** Start Dataset extract **

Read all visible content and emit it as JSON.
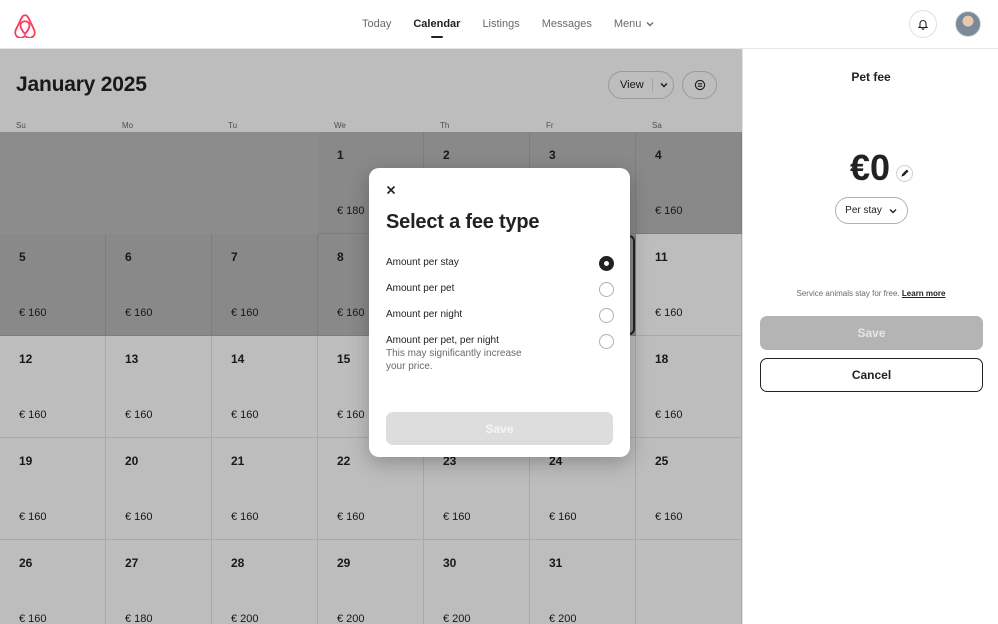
{
  "nav": {
    "items": [
      {
        "label": "Today",
        "active": false
      },
      {
        "label": "Calendar",
        "active": true
      },
      {
        "label": "Listings",
        "active": false
      },
      {
        "label": "Messages",
        "active": false
      }
    ],
    "menu_label": "Menu",
    "logo_icon": "airbnb-logo-icon",
    "brand_color": "#ff385c"
  },
  "calendar": {
    "month_title": "January 2025",
    "view_label": "View",
    "weekdays": [
      "Su",
      "Mo",
      "Tu",
      "We",
      "Th",
      "Fr",
      "Sa"
    ],
    "weeks": [
      [
        {
          "day": "",
          "price": "",
          "state": "blank"
        },
        {
          "day": "",
          "price": "",
          "state": "blank"
        },
        {
          "day": "",
          "price": "",
          "state": "blank"
        },
        {
          "day": "1",
          "price": "€ 180",
          "state": "past"
        },
        {
          "day": "2",
          "price": "",
          "state": "past"
        },
        {
          "day": "3",
          "price": "",
          "state": "past"
        },
        {
          "day": "4",
          "price": "€ 160",
          "state": "past"
        }
      ],
      [
        {
          "day": "5",
          "price": "€ 160",
          "state": "past"
        },
        {
          "day": "6",
          "price": "€ 160",
          "state": "past"
        },
        {
          "day": "7",
          "price": "€ 160",
          "state": "past"
        },
        {
          "day": "8",
          "price": "€ 160",
          "state": "past"
        },
        {
          "day": "",
          "price": "",
          "state": "past"
        },
        {
          "day": "",
          "price": "",
          "state": "past"
        },
        {
          "day": "11",
          "price": "€ 160",
          "state": "open"
        }
      ],
      [
        {
          "day": "12",
          "price": "€ 160",
          "state": "open"
        },
        {
          "day": "13",
          "price": "€ 160",
          "state": "open"
        },
        {
          "day": "14",
          "price": "€ 160",
          "state": "open"
        },
        {
          "day": "15",
          "price": "€ 160",
          "state": "open"
        },
        {
          "day": "",
          "price": "",
          "state": "open"
        },
        {
          "day": "",
          "price": "",
          "state": "open"
        },
        {
          "day": "18",
          "price": "€ 160",
          "state": "open"
        }
      ],
      [
        {
          "day": "19",
          "price": "€ 160",
          "state": "open"
        },
        {
          "day": "20",
          "price": "€ 160",
          "state": "open"
        },
        {
          "day": "21",
          "price": "€ 160",
          "state": "open"
        },
        {
          "day": "22",
          "price": "€ 160",
          "state": "open"
        },
        {
          "day": "23",
          "price": "€ 160",
          "state": "open"
        },
        {
          "day": "24",
          "price": "€ 160",
          "state": "open"
        },
        {
          "day": "25",
          "price": "€ 160",
          "state": "open"
        }
      ],
      [
        {
          "day": "26",
          "price": "€ 160",
          "state": "open"
        },
        {
          "day": "27",
          "price": "€ 180",
          "state": "open"
        },
        {
          "day": "28",
          "price": "€ 200",
          "state": "open"
        },
        {
          "day": "29",
          "price": "€ 200",
          "state": "open"
        },
        {
          "day": "30",
          "price": "€ 200",
          "state": "open"
        },
        {
          "day": "31",
          "price": "€ 200",
          "state": "open"
        },
        {
          "day": "",
          "price": "",
          "state": "open"
        }
      ]
    ]
  },
  "pane": {
    "title": "Pet fee",
    "amount": "€0",
    "per_stay_label": "Per stay",
    "service_note": "Service animals stay for free.",
    "learn_more": "Learn more",
    "save_label": "Save",
    "cancel_label": "Cancel"
  },
  "modal": {
    "title": "Select a fee type",
    "options": [
      {
        "label": "Amount per stay",
        "desc": "",
        "checked": true
      },
      {
        "label": "Amount per pet",
        "desc": "",
        "checked": false
      },
      {
        "label": "Amount per night",
        "desc": "",
        "checked": false
      },
      {
        "label": "Amount per pet, per night",
        "desc": "This may significantly increase your price.",
        "checked": false
      }
    ],
    "save_label": "Save"
  }
}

** End Dataset extract **

What needs to be done: Skip the pictures and print each record exactly as it stands.

Solution to the problem:
Read all visible content and emit it as JSON.
{
  "nav": {
    "items": [
      {
        "label": "Today",
        "active": false
      },
      {
        "label": "Calendar",
        "active": true
      },
      {
        "label": "Listings",
        "active": false
      },
      {
        "label": "Messages",
        "active": false
      }
    ],
    "menu_label": "Menu",
    "logo_icon": "airbnb-logo-icon",
    "brand_color": "#ff385c"
  },
  "calendar": {
    "month_title": "January 2025",
    "view_label": "View",
    "weekdays": [
      "Su",
      "Mo",
      "Tu",
      "We",
      "Th",
      "Fr",
      "Sa"
    ],
    "weeks": [
      [
        {
          "day": "",
          "price": "",
          "state": "blank"
        },
        {
          "day": "",
          "price": "",
          "state": "blank"
        },
        {
          "day": "",
          "price": "",
          "state": "blank"
        },
        {
          "day": "1",
          "price": "€ 180",
          "state": "past"
        },
        {
          "day": "2",
          "price": "",
          "state": "past"
        },
        {
          "day": "3",
          "price": "",
          "state": "past"
        },
        {
          "day": "4",
          "price": "€ 160",
          "state": "past"
        }
      ],
      [
        {
          "day": "5",
          "price": "€ 160",
          "state": "past"
        },
        {
          "day": "6",
          "price": "€ 160",
          "state": "past"
        },
        {
          "day": "7",
          "price": "€ 160",
          "state": "past"
        },
        {
          "day": "8",
          "price": "€ 160",
          "state": "past"
        },
        {
          "day": "",
          "price": "",
          "state": "past"
        },
        {
          "day": "",
          "price": "",
          "state": "past"
        },
        {
          "day": "11",
          "price": "€ 160",
          "state": "open"
        }
      ],
      [
        {
          "day": "12",
          "price": "€ 160",
          "state": "open"
        },
        {
          "day": "13",
          "price": "€ 160",
          "state": "open"
        },
        {
          "day": "14",
          "price": "€ 160",
          "state": "open"
        },
        {
          "day": "15",
          "price": "€ 160",
          "state": "open"
        },
        {
          "day": "",
          "price": "",
          "state": "open"
        },
        {
          "day": "",
          "price": "",
          "state": "open"
        },
        {
          "day": "18",
          "price": "€ 160",
          "state": "open"
        }
      ],
      [
        {
          "day": "19",
          "price": "€ 160",
          "state": "open"
        },
        {
          "day": "20",
          "price": "€ 160",
          "state": "open"
        },
        {
          "day": "21",
          "price": "€ 160",
          "state": "open"
        },
        {
          "day": "22",
          "price": "€ 160",
          "state": "open"
        },
        {
          "day": "23",
          "price": "€ 160",
          "state": "open"
        },
        {
          "day": "24",
          "price": "€ 160",
          "state": "open"
        },
        {
          "day": "25",
          "price": "€ 160",
          "state": "open"
        }
      ],
      [
        {
          "day": "26",
          "price": "€ 160",
          "state": "open"
        },
        {
          "day": "27",
          "price": "€ 180",
          "state": "open"
        },
        {
          "day": "28",
          "price": "€ 200",
          "state": "open"
        },
        {
          "day": "29",
          "price": "€ 200",
          "state": "open"
        },
        {
          "day": "30",
          "price": "€ 200",
          "state": "open"
        },
        {
          "day": "31",
          "price": "€ 200",
          "state": "open"
        },
        {
          "day": "",
          "price": "",
          "state": "open"
        }
      ]
    ]
  },
  "pane": {
    "title": "Pet fee",
    "amount": "€0",
    "per_stay_label": "Per stay",
    "service_note": "Service animals stay for free.",
    "learn_more": "Learn more",
    "save_label": "Save",
    "cancel_label": "Cancel"
  },
  "modal": {
    "title": "Select a fee type",
    "options": [
      {
        "label": "Amount per stay",
        "desc": "",
        "checked": true
      },
      {
        "label": "Amount per pet",
        "desc": "",
        "checked": false
      },
      {
        "label": "Amount per night",
        "desc": "",
        "checked": false
      },
      {
        "label": "Amount per pet, per night",
        "desc": "This may significantly increase your price.",
        "checked": false
      }
    ],
    "save_label": "Save"
  }
}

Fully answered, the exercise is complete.